Brief:
Hunt for the word "Offensive" across the entries below, copying each line that holds it.

Material provided:
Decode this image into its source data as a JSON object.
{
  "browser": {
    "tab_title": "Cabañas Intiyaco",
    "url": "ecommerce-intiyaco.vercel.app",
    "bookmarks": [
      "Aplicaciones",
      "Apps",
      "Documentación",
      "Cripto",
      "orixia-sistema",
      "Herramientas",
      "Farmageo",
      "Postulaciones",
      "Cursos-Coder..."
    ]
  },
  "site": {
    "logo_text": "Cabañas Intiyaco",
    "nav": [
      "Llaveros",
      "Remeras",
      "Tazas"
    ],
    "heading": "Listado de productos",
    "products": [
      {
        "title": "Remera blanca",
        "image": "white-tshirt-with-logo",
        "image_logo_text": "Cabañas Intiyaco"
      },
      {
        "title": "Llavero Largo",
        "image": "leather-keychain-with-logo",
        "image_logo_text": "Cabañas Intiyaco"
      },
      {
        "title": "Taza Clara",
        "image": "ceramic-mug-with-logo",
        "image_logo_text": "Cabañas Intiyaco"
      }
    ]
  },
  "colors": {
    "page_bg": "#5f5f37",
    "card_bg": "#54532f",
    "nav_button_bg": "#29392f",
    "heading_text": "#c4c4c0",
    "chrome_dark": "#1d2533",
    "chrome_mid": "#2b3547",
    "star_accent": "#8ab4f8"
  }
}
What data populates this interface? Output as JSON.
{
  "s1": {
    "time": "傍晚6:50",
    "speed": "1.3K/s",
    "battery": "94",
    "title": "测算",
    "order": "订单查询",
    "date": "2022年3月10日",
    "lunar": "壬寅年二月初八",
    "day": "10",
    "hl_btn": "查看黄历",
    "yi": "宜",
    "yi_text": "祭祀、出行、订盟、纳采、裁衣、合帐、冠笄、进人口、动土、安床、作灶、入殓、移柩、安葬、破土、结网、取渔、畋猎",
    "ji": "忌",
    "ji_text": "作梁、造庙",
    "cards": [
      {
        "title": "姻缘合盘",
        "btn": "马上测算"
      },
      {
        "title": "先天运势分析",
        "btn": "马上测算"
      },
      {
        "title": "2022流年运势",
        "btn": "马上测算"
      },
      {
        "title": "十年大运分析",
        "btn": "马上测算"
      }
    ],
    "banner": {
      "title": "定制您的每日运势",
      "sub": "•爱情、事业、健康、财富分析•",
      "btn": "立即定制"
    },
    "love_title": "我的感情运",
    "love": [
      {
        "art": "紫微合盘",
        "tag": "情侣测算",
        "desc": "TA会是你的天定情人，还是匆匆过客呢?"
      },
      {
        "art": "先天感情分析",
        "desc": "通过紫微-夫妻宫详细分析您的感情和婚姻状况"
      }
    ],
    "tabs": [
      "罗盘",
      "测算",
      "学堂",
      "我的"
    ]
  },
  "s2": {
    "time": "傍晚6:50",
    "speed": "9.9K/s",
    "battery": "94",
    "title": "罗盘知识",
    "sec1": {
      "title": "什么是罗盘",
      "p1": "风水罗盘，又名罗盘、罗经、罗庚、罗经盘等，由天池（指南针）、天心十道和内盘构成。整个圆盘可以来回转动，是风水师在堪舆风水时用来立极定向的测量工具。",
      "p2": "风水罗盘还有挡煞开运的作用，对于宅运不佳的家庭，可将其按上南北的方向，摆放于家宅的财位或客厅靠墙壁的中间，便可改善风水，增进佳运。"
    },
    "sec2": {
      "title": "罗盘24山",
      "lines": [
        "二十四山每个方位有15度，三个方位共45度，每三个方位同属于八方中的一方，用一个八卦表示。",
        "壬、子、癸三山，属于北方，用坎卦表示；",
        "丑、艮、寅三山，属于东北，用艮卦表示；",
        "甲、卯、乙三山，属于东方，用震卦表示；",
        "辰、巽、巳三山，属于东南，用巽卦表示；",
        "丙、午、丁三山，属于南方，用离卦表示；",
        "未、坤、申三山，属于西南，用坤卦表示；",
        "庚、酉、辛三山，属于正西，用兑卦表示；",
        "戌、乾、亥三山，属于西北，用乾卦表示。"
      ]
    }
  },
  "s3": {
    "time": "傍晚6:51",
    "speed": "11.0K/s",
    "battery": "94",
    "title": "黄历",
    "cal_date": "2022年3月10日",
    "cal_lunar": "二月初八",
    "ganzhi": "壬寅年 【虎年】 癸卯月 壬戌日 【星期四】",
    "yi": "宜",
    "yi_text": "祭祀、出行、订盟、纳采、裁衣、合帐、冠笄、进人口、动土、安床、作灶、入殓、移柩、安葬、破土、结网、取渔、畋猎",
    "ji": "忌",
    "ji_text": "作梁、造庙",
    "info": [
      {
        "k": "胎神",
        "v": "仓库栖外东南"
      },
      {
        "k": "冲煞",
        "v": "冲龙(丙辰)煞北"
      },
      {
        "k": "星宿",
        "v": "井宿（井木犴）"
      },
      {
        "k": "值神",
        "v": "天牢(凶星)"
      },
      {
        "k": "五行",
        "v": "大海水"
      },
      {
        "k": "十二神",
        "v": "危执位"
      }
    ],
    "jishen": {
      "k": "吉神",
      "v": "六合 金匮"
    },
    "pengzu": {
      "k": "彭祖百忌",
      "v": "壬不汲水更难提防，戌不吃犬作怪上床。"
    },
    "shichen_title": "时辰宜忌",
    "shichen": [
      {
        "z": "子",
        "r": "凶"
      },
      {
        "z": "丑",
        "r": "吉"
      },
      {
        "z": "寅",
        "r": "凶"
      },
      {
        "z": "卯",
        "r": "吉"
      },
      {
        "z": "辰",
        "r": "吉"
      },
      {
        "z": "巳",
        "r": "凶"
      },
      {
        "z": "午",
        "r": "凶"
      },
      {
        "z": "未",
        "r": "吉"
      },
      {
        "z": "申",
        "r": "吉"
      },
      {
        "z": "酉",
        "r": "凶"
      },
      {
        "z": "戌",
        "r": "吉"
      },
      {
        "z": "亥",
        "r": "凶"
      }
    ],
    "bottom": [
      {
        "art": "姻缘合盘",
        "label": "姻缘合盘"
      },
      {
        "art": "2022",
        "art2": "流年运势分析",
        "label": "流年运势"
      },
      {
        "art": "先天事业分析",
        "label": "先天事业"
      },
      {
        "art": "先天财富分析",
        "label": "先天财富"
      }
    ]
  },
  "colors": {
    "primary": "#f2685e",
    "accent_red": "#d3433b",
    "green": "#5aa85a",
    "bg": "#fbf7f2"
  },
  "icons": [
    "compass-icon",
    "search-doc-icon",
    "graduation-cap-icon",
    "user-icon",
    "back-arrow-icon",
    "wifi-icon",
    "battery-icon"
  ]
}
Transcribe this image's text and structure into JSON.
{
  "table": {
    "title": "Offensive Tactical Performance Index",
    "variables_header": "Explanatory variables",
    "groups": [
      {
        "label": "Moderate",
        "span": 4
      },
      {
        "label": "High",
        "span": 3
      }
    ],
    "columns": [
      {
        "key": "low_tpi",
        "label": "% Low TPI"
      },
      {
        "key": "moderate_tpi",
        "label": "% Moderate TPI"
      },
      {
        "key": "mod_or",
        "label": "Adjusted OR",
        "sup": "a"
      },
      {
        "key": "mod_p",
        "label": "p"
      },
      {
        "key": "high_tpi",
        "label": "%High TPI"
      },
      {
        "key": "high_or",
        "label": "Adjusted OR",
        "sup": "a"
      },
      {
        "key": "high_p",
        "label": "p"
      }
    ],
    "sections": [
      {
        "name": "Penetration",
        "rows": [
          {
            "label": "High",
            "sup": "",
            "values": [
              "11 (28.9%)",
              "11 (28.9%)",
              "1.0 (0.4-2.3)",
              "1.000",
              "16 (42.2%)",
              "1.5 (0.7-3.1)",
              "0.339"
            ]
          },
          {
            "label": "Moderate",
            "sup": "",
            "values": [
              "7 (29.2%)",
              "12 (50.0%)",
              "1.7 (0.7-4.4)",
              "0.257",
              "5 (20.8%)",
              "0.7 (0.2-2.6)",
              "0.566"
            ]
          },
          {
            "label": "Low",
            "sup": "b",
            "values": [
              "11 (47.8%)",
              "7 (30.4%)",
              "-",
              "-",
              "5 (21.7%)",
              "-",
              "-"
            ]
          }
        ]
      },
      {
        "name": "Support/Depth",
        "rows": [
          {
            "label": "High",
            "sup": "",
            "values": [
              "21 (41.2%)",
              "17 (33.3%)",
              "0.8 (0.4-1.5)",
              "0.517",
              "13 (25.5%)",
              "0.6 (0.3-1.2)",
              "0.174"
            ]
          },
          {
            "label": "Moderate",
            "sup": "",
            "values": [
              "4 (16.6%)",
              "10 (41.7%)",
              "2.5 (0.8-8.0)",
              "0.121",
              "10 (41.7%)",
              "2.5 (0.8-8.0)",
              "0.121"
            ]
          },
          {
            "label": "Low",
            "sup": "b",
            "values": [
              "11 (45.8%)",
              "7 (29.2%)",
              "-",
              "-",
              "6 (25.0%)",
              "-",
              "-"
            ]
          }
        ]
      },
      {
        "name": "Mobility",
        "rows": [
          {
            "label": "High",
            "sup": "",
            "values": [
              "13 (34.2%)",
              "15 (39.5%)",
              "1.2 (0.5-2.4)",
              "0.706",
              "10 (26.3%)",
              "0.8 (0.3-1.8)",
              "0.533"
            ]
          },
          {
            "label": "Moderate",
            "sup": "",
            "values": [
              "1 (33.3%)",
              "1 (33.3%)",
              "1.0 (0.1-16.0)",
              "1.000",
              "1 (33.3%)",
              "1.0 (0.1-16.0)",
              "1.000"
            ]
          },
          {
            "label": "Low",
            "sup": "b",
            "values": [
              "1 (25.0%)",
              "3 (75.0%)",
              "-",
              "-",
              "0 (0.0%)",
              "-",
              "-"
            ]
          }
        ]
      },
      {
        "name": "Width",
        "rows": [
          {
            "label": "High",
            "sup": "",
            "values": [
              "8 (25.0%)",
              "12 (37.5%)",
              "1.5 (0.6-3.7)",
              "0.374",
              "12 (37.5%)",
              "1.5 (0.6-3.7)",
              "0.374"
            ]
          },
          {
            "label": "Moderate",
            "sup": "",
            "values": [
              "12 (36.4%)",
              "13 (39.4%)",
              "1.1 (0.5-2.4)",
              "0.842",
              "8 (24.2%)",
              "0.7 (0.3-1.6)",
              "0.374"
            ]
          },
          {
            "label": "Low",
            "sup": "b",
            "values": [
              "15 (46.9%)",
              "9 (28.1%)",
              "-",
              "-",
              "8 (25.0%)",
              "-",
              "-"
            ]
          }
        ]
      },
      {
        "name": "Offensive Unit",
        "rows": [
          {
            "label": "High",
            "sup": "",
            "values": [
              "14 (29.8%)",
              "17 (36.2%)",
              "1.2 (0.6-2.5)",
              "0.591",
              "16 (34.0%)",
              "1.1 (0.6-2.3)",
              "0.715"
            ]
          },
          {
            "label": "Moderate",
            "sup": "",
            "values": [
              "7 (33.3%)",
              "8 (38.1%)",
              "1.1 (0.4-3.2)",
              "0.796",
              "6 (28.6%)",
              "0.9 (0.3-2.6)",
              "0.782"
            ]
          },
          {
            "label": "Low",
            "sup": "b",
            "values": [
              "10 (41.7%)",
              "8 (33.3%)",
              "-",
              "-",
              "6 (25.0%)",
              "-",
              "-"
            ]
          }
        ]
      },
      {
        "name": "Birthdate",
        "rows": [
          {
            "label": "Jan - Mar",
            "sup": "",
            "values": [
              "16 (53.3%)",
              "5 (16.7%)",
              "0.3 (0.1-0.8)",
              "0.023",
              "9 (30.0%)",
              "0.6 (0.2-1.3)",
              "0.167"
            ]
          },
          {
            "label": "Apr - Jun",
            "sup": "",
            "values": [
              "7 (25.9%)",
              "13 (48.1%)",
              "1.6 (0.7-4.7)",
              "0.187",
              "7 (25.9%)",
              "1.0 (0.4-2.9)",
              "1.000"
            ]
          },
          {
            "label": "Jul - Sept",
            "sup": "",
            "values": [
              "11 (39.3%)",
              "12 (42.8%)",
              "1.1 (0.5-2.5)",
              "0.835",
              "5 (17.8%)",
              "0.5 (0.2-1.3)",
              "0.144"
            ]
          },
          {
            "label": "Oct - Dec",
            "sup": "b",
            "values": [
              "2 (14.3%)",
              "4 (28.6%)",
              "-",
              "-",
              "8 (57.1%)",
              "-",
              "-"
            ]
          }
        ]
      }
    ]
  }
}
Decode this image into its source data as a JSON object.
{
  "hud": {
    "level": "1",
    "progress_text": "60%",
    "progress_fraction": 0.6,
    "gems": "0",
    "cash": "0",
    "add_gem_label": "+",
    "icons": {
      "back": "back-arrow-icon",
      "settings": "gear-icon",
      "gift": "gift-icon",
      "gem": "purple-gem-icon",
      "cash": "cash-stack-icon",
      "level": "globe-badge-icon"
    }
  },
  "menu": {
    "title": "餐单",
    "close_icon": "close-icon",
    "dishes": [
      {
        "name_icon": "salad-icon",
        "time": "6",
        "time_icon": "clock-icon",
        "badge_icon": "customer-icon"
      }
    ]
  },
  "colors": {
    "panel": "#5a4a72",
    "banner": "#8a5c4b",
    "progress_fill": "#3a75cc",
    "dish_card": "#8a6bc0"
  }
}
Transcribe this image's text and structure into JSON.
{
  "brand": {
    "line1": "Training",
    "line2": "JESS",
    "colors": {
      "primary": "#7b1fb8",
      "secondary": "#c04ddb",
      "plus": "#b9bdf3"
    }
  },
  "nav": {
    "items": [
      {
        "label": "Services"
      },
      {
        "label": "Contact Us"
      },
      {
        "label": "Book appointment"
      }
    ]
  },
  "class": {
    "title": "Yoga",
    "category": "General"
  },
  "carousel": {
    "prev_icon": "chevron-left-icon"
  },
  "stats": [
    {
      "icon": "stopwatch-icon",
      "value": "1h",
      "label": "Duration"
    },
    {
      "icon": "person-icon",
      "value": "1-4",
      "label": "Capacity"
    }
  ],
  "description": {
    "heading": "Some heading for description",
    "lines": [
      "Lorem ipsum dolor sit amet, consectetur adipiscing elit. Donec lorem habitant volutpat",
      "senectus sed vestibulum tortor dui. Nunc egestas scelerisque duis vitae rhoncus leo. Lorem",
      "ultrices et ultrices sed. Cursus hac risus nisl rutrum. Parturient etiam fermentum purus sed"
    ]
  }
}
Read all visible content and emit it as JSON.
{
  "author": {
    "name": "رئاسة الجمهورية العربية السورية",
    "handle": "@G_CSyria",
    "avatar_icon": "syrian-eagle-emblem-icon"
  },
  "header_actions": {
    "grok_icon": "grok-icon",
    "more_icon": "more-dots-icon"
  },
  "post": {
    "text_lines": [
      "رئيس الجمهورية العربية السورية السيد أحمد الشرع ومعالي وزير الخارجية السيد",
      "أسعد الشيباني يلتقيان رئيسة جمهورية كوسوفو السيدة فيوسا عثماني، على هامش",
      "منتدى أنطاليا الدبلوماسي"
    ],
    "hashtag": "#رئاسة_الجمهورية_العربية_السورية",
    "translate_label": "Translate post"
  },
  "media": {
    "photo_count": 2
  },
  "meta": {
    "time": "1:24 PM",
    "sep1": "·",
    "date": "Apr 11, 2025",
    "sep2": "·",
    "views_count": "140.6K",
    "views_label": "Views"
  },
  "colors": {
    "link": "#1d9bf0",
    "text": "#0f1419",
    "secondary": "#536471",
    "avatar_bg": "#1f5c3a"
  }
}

Finished exercise:
    "title": "Offensive Tactical Performance Index",
        "name": "Offensive Unit",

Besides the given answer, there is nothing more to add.